** BEGIN READING TEXT **

After Wanda Faye Lofton’s daughter, Brittany, drowned in a swimming pool at Tara Apartments, Lofton filed a wrongful death action against Heritage Realty Company et al. and the undisclosed owners of Tara Apartments (hereinafter collectively “Heritage”). Lofton appeals from the grant of summary judgment to Heritage.
The evidence viewed in favor of Lofton is as follows: Brittany, age four, lived in an apartment complex next door to Tara Apart*262ments. On the day of the incident, she was allowed to play outside. Lofton was taking care of a younger child, but checked on Brittany approximately 15 to 20 minutes before the incident. Brittany and her four-year-old cousin walked over to Tara Apartments. She did not have permission to do this and had never before wandered from her own apartment area.
Lofton alleges that Brittany could not swim, was drowned when she entered the pool area “through an unsecured gate and fenced area surrounding the pool,” and apparently fell into the pool while attempting to retrieve a ball. Although it was October, the apartment swimming pool was still open. A “no trespassing” sign was posted by the primary gate of the pool to no avail since Brittany could not read.

** END READING TEXT **

§ OBJECTIVE
For each statement, answer yes or no on whether it agrees with the drowning case text, and quote the words of the text that decide it. 1. Brittany had permission to walk over to Tara Apartments. 2. The swimming pool at Tara Apartments was still open in October. 3. No sign was posted at the primary gate of the pool. The data after this text has no connection to it.

** BEGIN DATA SEGMENT **

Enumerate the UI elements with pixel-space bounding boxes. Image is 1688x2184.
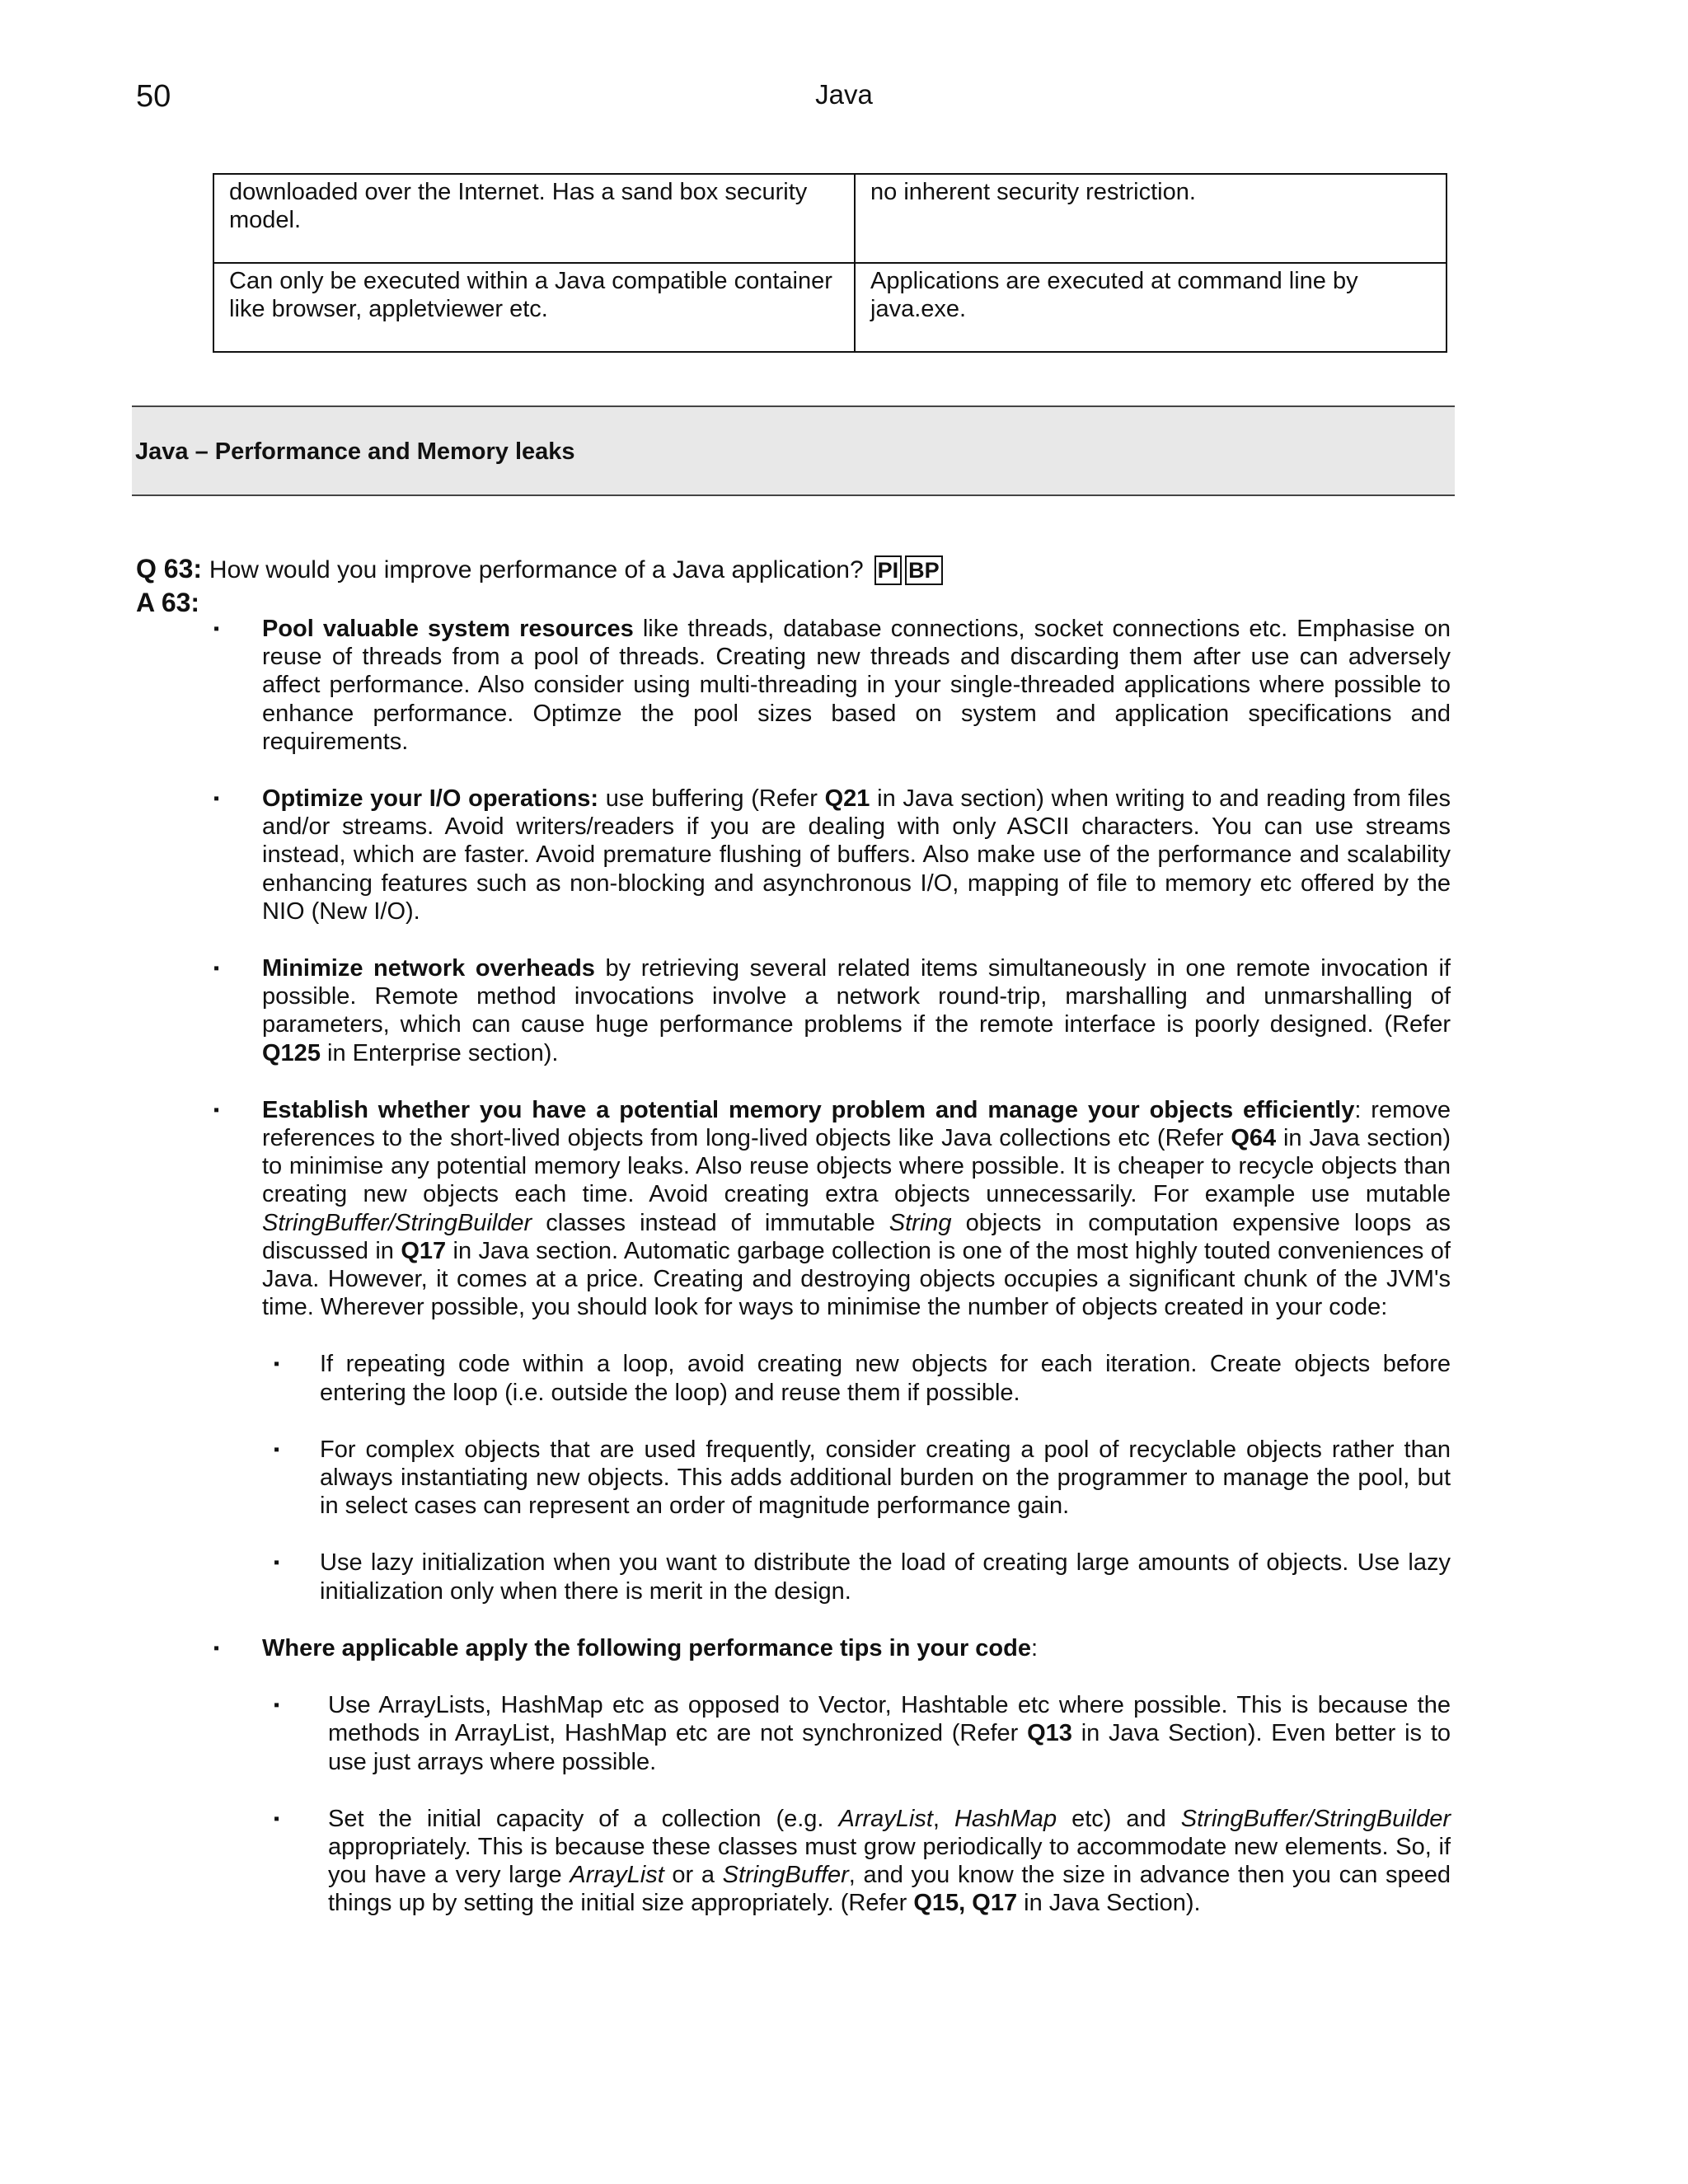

** END DATA SEGMENT **

§ TASK OUTPUT
1. No: "She did not have permission to do this"
2. Yes: "Although it was October, the apartment swimming pool was still open."
3. No: "A “no trespassing” sign was posted by the primary gate of the pool"